··· Task data ···
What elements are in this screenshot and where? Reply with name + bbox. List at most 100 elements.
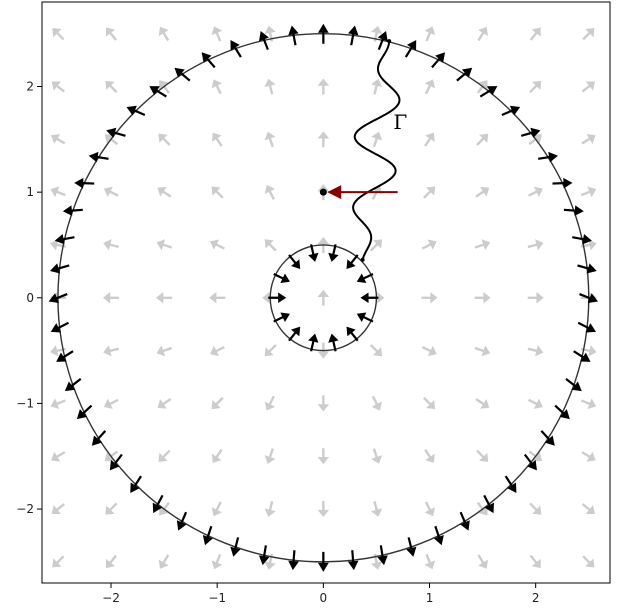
outer-boundary-arrow — [130, 475, 142, 493]
field-arrow — [581, 451, 596, 462]
inner-boundary-arrow — [273, 273, 290, 284]
field-arrow — [317, 501, 330, 518]
field-arrow — [317, 448, 330, 465]
field-arrow — [264, 78, 276, 95]
boundary-arrows — [48, 23, 599, 572]
field-arrow — [103, 292, 120, 304]
field-arrow — [52, 555, 65, 568]
field-arrow — [52, 28, 65, 41]
outer-boundary-arrow — [88, 151, 109, 163]
field-arrow — [317, 289, 330, 306]
inner-boundary-arrow — [308, 333, 319, 352]
field-arrow — [106, 554, 117, 569]
curve-label: Γ — [393, 110, 407, 134]
field-arrow — [317, 395, 330, 412]
field-arrow — [476, 133, 489, 146]
outer-boundary-arrow — [406, 537, 417, 557]
field-arrow — [158, 449, 171, 462]
field-arrow — [582, 555, 595, 568]
curve-gamma — [352, 39, 401, 262]
field-arrow — [424, 132, 435, 147]
y-tick-label: −2 — [16, 502, 34, 516]
field-arrow — [527, 398, 543, 409]
outer-boundary-arrow — [377, 545, 388, 566]
field-arrow — [317, 78, 330, 95]
y-tick-label: 2 — [26, 80, 34, 94]
outer-boundary-arrow — [540, 430, 555, 446]
field-arrow — [103, 186, 119, 197]
outer-boundary-arrow — [49, 263, 70, 274]
inner-boundary-arrow — [288, 254, 301, 269]
field-arrow — [211, 132, 223, 147]
x-tick-label: 1 — [426, 591, 434, 605]
curve-path — [352, 41, 401, 260]
field-arrow — [158, 554, 170, 569]
inner-boundary-arrow — [308, 244, 319, 262]
field-arrow — [474, 345, 491, 357]
field-arrow — [158, 133, 171, 146]
outer-boundary-arrow — [459, 511, 470, 531]
field-arrow — [264, 501, 276, 517]
outer-boundary-arrow — [565, 378, 582, 392]
outer-boundary-arrow — [106, 127, 126, 138]
outer-boundary-arrow — [109, 453, 123, 471]
field-arrow — [103, 398, 119, 409]
field-arrow — [156, 345, 173, 357]
outer-boundary-arrow — [404, 39, 417, 58]
background-vector-field — [49, 25, 597, 570]
field-arrow — [50, 398, 66, 410]
field-arrow — [581, 81, 596, 93]
field-arrow — [50, 186, 66, 198]
outer-boundary-arrow — [479, 86, 498, 98]
outer-boundary-arrow — [50, 321, 69, 333]
outer-boundary-arrow — [577, 321, 596, 333]
field-arrow — [264, 239, 277, 252]
field-arrow — [211, 26, 223, 42]
field-arrow — [51, 451, 66, 462]
y-tick-label: −1 — [16, 396, 34, 410]
field-arrow — [51, 133, 66, 145]
x-tick-label: 2 — [532, 591, 540, 605]
outer-boundary-arrow — [572, 234, 592, 245]
field-arrow — [157, 397, 172, 409]
field-arrow — [529, 27, 541, 41]
outer-boundary-arrow — [552, 177, 573, 189]
field-arrow — [371, 448, 383, 464]
field-arrow — [50, 345, 67, 357]
inner-boundary-arrow — [346, 254, 359, 269]
field-arrow — [474, 292, 491, 304]
field-arrow — [424, 448, 435, 463]
outer-boundary-arrow — [501, 105, 521, 117]
field-arrow — [424, 26, 436, 42]
outer-boundary-arrow — [347, 550, 359, 571]
field-arrow — [581, 503, 596, 515]
field-arrow — [529, 80, 542, 94]
outer-boundary-arrow — [126, 105, 146, 117]
field-arrow — [423, 186, 436, 199]
outer-boundary-arrow — [54, 234, 75, 245]
field-arrow — [211, 448, 223, 463]
field-arrow — [370, 25, 383, 42]
field-arrow — [211, 554, 223, 570]
field-arrow — [527, 239, 544, 251]
outer-boundary-arrow — [202, 525, 213, 546]
field-arrow — [421, 292, 438, 304]
field-arrow — [157, 186, 172, 198]
field-arrow — [156, 239, 173, 251]
outer-boundary-arrow — [579, 293, 599, 304]
field-arrow — [421, 239, 437, 250]
field-arrow — [527, 186, 543, 197]
inner-boundary-arrow — [268, 292, 287, 304]
x-tick-label: −2 — [102, 591, 120, 605]
center-point — [319, 188, 327, 196]
outer-boundary-arrow — [318, 551, 329, 572]
outer-boundary-arrow — [149, 86, 167, 98]
field-arrow — [51, 81, 65, 93]
outer-boundary-arrow — [259, 30, 269, 51]
outer-boundary-arrow — [288, 25, 299, 46]
outer-boundary-arrow — [62, 205, 83, 216]
outer-boundary-arrow — [433, 525, 444, 546]
field-arrow — [529, 502, 542, 515]
field-arrow — [103, 345, 120, 357]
···
What is asked: Copy every line of the records above word for word, leaving out the picture.

Answer in full:
What elements are in this screenshot and where? Reply with name + bbox. List at most 100 elements.
outer-boundary-arrow — [130, 475, 142, 493]
field-arrow — [581, 451, 596, 462]
inner-boundary-arrow — [273, 273, 290, 284]
field-arrow — [317, 501, 330, 518]
field-arrow — [317, 448, 330, 465]
field-arrow — [264, 78, 276, 95]
boundary-arrows — [48, 23, 599, 572]
field-arrow — [103, 292, 120, 304]
field-arrow — [52, 555, 65, 568]
field-arrow — [52, 28, 65, 41]
outer-boundary-arrow — [88, 151, 109, 163]
field-arrow — [317, 289, 330, 306]
inner-boundary-arrow — [308, 333, 319, 352]
field-arrow — [106, 554, 117, 569]
curve-label: Γ — [393, 110, 407, 134]
field-arrow — [317, 395, 330, 412]
field-arrow — [476, 133, 489, 146]
outer-boundary-arrow — [406, 537, 417, 557]
field-arrow — [158, 449, 171, 462]
field-arrow — [582, 555, 595, 568]
curve-gamma — [352, 39, 401, 262]
field-arrow — [424, 132, 435, 147]
y-tick-label: −2 — [16, 502, 34, 516]
field-arrow — [527, 398, 543, 409]
outer-boundary-arrow — [377, 545, 388, 566]
field-arrow — [317, 78, 330, 95]
y-tick-label: 2 — [26, 80, 34, 94]
outer-boundary-arrow — [540, 430, 555, 446]
field-arrow — [103, 186, 119, 197]
outer-boundary-arrow — [49, 263, 70, 274]
inner-boundary-arrow — [288, 254, 301, 269]
field-arrow — [211, 132, 223, 147]
x-tick-label: 1 — [426, 591, 434, 605]
curve-path — [352, 41, 401, 260]
field-arrow — [158, 554, 170, 569]
inner-boundary-arrow — [308, 244, 319, 262]
field-arrow — [474, 345, 491, 357]
field-arrow — [158, 133, 171, 146]
outer-boundary-arrow — [459, 511, 470, 531]
field-arrow — [264, 501, 276, 517]
outer-boundary-arrow — [565, 378, 582, 392]
outer-boundary-arrow — [106, 127, 126, 138]
outer-boundary-arrow — [109, 453, 123, 471]
field-arrow — [103, 398, 119, 409]
field-arrow — [156, 345, 173, 357]
outer-boundary-arrow — [404, 39, 417, 58]
background-vector-field — [49, 25, 597, 570]
field-arrow — [50, 398, 66, 410]
field-arrow — [581, 81, 596, 93]
field-arrow — [50, 186, 66, 198]
outer-boundary-arrow — [479, 86, 498, 98]
outer-boundary-arrow — [50, 321, 69, 333]
outer-boundary-arrow — [577, 321, 596, 333]
field-arrow — [264, 239, 277, 252]
field-arrow — [211, 26, 223, 42]
field-arrow — [51, 451, 66, 462]
y-tick-label: −1 — [16, 396, 34, 410]
field-arrow — [51, 133, 66, 145]
x-tick-label: 2 — [532, 591, 540, 605]
outer-boundary-arrow — [572, 234, 592, 245]
field-arrow — [157, 397, 172, 409]
field-arrow — [529, 27, 541, 41]
outer-boundary-arrow — [552, 177, 573, 189]
field-arrow — [371, 448, 383, 464]
field-arrow — [50, 345, 67, 357]
inner-boundary-arrow — [346, 254, 359, 269]
field-arrow — [474, 292, 491, 304]
field-arrow — [424, 448, 435, 463]
outer-boundary-arrow — [501, 105, 521, 117]
field-arrow — [424, 26, 436, 42]
outer-boundary-arrow — [347, 550, 359, 571]
field-arrow — [581, 503, 596, 515]
field-arrow — [529, 80, 542, 94]
outer-boundary-arrow — [126, 105, 146, 117]
field-arrow — [423, 186, 436, 199]
outer-boundary-arrow — [54, 234, 75, 245]
field-arrow — [211, 448, 223, 463]
field-arrow — [370, 25, 383, 42]
field-arrow — [211, 554, 223, 570]
field-arrow — [527, 239, 544, 251]
outer-boundary-arrow — [202, 525, 213, 546]
field-arrow — [421, 292, 438, 304]
field-arrow — [157, 186, 172, 198]
field-arrow — [156, 239, 173, 251]
outer-boundary-arrow — [579, 293, 599, 304]
field-arrow — [421, 239, 437, 250]
field-arrow — [527, 186, 543, 197]
inner-boundary-arrow — [268, 292, 287, 304]
x-tick-label: −2 — [102, 591, 120, 605]
center-point — [319, 188, 327, 196]
outer-boundary-arrow — [318, 551, 329, 572]
outer-boundary-arrow — [149, 86, 167, 98]
field-arrow — [51, 81, 65, 93]
outer-boundary-arrow — [259, 30, 269, 51]
outer-boundary-arrow — [288, 25, 299, 46]
outer-boundary-arrow — [62, 205, 83, 216]
outer-boundary-arrow — [433, 525, 444, 546]
field-arrow — [529, 502, 542, 515]
field-arrow — [103, 345, 120, 357]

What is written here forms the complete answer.